--- start of Material for this task ---
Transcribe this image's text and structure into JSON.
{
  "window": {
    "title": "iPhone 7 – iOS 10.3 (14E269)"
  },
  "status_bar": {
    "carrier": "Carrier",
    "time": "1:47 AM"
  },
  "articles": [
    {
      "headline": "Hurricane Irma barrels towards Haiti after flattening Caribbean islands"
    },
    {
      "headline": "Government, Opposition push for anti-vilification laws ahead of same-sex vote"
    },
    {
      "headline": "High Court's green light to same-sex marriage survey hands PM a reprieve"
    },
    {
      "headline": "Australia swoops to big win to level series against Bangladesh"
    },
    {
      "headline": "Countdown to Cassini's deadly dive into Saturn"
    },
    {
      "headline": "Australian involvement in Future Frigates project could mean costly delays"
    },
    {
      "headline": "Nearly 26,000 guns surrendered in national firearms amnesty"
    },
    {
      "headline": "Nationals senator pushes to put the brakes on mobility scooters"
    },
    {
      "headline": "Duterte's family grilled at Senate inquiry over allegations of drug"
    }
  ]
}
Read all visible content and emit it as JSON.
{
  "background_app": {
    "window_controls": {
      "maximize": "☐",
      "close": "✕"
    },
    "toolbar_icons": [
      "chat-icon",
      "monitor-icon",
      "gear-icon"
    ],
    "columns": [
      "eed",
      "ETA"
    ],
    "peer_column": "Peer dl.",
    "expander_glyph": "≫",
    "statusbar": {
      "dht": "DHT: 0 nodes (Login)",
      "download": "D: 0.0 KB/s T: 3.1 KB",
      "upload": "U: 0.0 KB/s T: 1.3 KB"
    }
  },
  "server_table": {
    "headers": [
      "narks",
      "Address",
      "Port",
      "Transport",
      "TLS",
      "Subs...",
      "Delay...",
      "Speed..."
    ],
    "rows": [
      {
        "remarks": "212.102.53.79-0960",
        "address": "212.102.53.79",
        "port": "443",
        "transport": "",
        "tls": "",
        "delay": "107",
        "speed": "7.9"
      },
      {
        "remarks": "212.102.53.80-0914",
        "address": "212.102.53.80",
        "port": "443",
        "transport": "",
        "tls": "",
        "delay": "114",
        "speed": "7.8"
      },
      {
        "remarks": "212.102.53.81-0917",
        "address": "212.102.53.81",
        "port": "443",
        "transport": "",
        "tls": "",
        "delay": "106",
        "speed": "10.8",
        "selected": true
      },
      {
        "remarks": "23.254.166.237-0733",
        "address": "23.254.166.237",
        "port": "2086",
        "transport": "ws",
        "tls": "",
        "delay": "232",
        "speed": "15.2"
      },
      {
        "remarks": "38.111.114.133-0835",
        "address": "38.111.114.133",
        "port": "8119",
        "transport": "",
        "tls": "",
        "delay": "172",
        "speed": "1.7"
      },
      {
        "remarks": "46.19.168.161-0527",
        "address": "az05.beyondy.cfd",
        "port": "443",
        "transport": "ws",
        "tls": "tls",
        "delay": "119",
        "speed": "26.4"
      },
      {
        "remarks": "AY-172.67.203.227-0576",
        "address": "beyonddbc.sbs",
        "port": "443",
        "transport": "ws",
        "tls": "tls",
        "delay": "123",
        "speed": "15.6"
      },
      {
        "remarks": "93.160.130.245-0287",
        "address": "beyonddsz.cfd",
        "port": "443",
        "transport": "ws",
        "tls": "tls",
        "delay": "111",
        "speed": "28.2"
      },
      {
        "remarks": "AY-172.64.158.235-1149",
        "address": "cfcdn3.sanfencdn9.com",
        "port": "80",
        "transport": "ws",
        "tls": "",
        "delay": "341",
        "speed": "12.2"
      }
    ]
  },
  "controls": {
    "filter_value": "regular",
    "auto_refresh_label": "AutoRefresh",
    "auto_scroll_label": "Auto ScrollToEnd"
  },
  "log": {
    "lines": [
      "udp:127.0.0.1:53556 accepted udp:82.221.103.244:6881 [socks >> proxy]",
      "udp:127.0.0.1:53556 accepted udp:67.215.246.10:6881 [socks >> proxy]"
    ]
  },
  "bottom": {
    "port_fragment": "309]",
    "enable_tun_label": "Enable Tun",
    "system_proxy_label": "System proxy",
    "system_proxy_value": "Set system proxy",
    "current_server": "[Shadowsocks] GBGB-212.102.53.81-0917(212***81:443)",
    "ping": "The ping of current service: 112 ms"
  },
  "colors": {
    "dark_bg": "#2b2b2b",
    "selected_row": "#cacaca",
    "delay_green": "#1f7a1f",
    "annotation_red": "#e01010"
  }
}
--- end of Material for this task ---
Task - Write out the complete set of records exactly as given.

Answer in full -
Transcribe this image's text and structure into JSON.
{
  "window": {
    "title": "iPhone 7 – iOS 10.3 (14E269)"
  },
  "status_bar": {
    "carrier": "Carrier",
    "time": "1:47 AM"
  },
  "articles": [
    {
      "headline": "Hurricane Irma barrels towards Haiti after flattening Caribbean islands"
    },
    {
      "headline": "Government, Opposition push for anti-vilification laws ahead of same-sex vote"
    },
    {
      "headline": "High Court's green light to same-sex marriage survey hands PM a reprieve"
    },
    {
      "headline": "Australia swoops to big win to level series against Bangladesh"
    },
    {
      "headline": "Countdown to Cassini's deadly dive into Saturn"
    },
    {
      "headline": "Australian involvement in Future Frigates project could mean costly delays"
    },
    {
      "headline": "Nearly 26,000 guns surrendered in national firearms amnesty"
    },
    {
      "headline": "Nationals senator pushes to put the brakes on mobility scooters"
    },
    {
      "headline": "Duterte's family grilled at Senate inquiry over allegations of drug"
    }
  ]
}
Read all visible content and emit it as JSON.
{
  "background_app": {
    "window_controls": {
      "maximize": "☐",
      "close": "✕"
    },
    "toolbar_icons": [
      "chat-icon",
      "monitor-icon",
      "gear-icon"
    ],
    "columns": [
      "eed",
      "ETA"
    ],
    "peer_column": "Peer dl.",
    "expander_glyph": "≫",
    "statusbar": {
      "dht": "DHT: 0 nodes (Login)",
      "download": "D: 0.0 KB/s T: 3.1 KB",
      "upload": "U: 0.0 KB/s T: 1.3 KB"
    }
  },
  "server_table": {
    "headers": [
      "narks",
      "Address",
      "Port",
      "Transport",
      "TLS",
      "Subs...",
      "Delay...",
      "Speed..."
    ],
    "rows": [
      {
        "remarks": "212.102.53.79-0960",
        "address": "212.102.53.79",
        "port": "443",
        "transport": "",
        "tls": "",
        "delay": "107",
        "speed": "7.9"
      },
      {
        "remarks": "212.102.53.80-0914",
        "address": "212.102.53.80",
        "port": "443",
        "transport": "",
        "tls": "",
        "delay": "114",
        "speed": "7.8"
      },
      {
        "remarks": "212.102.53.81-0917",
        "address": "212.102.53.81",
        "port": "443",
        "transport": "",
        "tls": "",
        "delay": "106",
        "speed": "10.8",
        "selected": true
      },
      {
        "remarks": "23.254.166.237-0733",
        "address": "23.254.166.237",
        "port": "2086",
        "transport": "ws",
        "tls": "",
        "delay": "232",
        "speed": "15.2"
      },
      {
        "remarks": "38.111.114.133-0835",
        "address": "38.111.114.133",
        "port": "8119",
        "transport": "",
        "tls": "",
        "delay": "172",
        "speed": "1.7"
      },
      {
        "remarks": "46.19.168.161-0527",
        "address": "az05.beyondy.cfd",
        "port": "443",
        "transport": "ws",
        "tls": "tls",
        "delay": "119",
        "speed": "26.4"
      },
      {
        "remarks": "AY-172.67.203.227-0576",
        "address": "beyonddbc.sbs",
        "port": "443",
        "transport": "ws",
        "tls": "tls",
        "delay": "123",
        "speed": "15.6"
      },
      {
        "remarks": "93.160.130.245-0287",
        "address": "beyonddsz.cfd",
        "port": "443",
        "transport": "ws",
        "tls": "tls",
        "delay": "111",
        "speed": "28.2"
      },
      {
        "remarks": "AY-172.64.158.235-1149",
        "address": "cfcdn3.sanfencdn9.com",
        "port": "80",
        "transport": "ws",
        "tls": "",
        "delay": "341",
        "speed": "12.2"
      }
    ]
  },
  "controls": {
    "filter_value": "regular",
    "auto_refresh_label": "AutoRefresh",
    "auto_scroll_label": "Auto ScrollToEnd"
  },
  "log": {
    "lines": [
      "udp:127.0.0.1:53556 accepted udp:82.221.103.244:6881 [socks >> proxy]",
      "udp:127.0.0.1:53556 accepted udp:67.215.246.10:6881 [socks >> proxy]"
    ]
  },
  "bottom": {
    "port_fragment": "309]",
    "enable_tun_label": "Enable Tun",
    "system_proxy_label": "System proxy",
    "system_proxy_value": "Set system proxy",
    "current_server": "[Shadowsocks] GBGB-212.102.53.81-0917(212***81:443)",
    "ping": "The ping of current service: 112 ms"
  },
  "colors": {
    "dark_bg": "#2b2b2b",
    "selected_row": "#cacaca",
    "delay_green": "#1f7a1f",
    "annotation_red": "#e01010"
  }
}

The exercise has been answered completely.